• **EXERCISE DESCRIPTION**: Each line containing the word "organisation" should be found and copied.

┄┄┄┄┄┄┄┄┄┄┄┄┄┄┄┄┄┄┄┄

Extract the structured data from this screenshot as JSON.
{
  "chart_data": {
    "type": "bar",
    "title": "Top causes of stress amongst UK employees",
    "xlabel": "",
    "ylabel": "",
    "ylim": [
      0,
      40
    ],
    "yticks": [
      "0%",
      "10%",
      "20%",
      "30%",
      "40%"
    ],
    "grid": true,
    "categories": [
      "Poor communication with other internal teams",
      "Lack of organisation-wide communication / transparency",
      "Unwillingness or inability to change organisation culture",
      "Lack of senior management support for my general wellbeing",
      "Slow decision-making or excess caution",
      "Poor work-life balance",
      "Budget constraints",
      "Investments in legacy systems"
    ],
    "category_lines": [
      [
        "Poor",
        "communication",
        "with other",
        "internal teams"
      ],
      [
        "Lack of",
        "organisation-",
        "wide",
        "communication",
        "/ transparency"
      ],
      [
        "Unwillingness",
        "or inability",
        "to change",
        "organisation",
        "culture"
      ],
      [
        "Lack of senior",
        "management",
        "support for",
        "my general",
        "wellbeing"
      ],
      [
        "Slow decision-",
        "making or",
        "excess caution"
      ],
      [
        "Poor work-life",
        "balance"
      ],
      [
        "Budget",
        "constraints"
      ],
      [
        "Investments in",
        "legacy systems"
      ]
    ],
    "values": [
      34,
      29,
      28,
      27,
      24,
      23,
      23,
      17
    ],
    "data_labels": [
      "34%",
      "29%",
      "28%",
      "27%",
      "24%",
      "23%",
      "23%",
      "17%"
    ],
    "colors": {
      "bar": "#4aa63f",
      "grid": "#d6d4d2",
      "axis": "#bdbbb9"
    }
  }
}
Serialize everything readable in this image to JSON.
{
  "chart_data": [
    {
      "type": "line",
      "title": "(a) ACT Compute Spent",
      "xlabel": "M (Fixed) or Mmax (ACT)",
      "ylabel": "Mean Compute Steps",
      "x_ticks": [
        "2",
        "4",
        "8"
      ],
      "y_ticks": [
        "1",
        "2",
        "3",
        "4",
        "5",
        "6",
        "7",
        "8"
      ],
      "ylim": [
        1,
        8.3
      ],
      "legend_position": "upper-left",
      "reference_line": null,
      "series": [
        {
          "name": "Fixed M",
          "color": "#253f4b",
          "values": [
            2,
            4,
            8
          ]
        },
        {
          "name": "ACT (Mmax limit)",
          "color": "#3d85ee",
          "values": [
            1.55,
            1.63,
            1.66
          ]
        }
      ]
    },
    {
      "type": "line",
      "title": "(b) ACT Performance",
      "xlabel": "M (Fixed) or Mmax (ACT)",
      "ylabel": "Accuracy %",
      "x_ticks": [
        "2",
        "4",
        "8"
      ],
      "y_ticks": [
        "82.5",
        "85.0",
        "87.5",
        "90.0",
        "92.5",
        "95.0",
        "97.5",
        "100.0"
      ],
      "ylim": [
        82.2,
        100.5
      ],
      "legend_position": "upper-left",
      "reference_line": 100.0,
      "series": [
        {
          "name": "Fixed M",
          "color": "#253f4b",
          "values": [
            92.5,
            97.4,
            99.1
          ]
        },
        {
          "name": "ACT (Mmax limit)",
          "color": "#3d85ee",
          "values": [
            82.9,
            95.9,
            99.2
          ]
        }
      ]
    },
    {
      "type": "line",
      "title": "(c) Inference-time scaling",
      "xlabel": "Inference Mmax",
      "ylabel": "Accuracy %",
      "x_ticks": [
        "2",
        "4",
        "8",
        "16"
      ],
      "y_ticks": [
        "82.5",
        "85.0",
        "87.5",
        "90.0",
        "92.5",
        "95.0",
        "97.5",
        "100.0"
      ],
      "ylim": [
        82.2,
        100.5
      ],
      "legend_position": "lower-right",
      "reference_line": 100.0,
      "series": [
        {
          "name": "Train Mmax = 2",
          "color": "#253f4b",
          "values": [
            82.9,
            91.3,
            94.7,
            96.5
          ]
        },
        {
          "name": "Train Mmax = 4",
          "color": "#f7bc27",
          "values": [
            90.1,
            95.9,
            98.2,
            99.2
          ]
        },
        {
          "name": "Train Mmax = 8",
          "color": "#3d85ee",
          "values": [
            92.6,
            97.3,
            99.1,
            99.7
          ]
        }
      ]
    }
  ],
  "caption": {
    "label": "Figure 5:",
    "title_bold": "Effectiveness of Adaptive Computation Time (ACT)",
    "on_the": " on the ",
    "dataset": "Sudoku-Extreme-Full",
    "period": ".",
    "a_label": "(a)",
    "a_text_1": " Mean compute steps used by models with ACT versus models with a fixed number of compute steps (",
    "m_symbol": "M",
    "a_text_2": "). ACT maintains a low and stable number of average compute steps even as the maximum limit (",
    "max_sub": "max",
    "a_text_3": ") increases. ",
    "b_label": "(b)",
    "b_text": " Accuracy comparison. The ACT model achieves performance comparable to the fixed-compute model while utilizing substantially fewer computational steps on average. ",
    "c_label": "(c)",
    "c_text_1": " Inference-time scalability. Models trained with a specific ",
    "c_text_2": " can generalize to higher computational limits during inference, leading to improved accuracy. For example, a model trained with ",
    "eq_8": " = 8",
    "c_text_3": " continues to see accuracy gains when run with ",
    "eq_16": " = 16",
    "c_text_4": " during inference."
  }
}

┄┄┄┄┄┄┄┄┄┄┄┄┄┄┄┄┄┄┄┄

• **THE COMPLETED TASK**:
      "Lack of organisation-wide communication / transparency",
      "Unwillingness or inability to change organisation culture",
        "organisation-",
        "organisation",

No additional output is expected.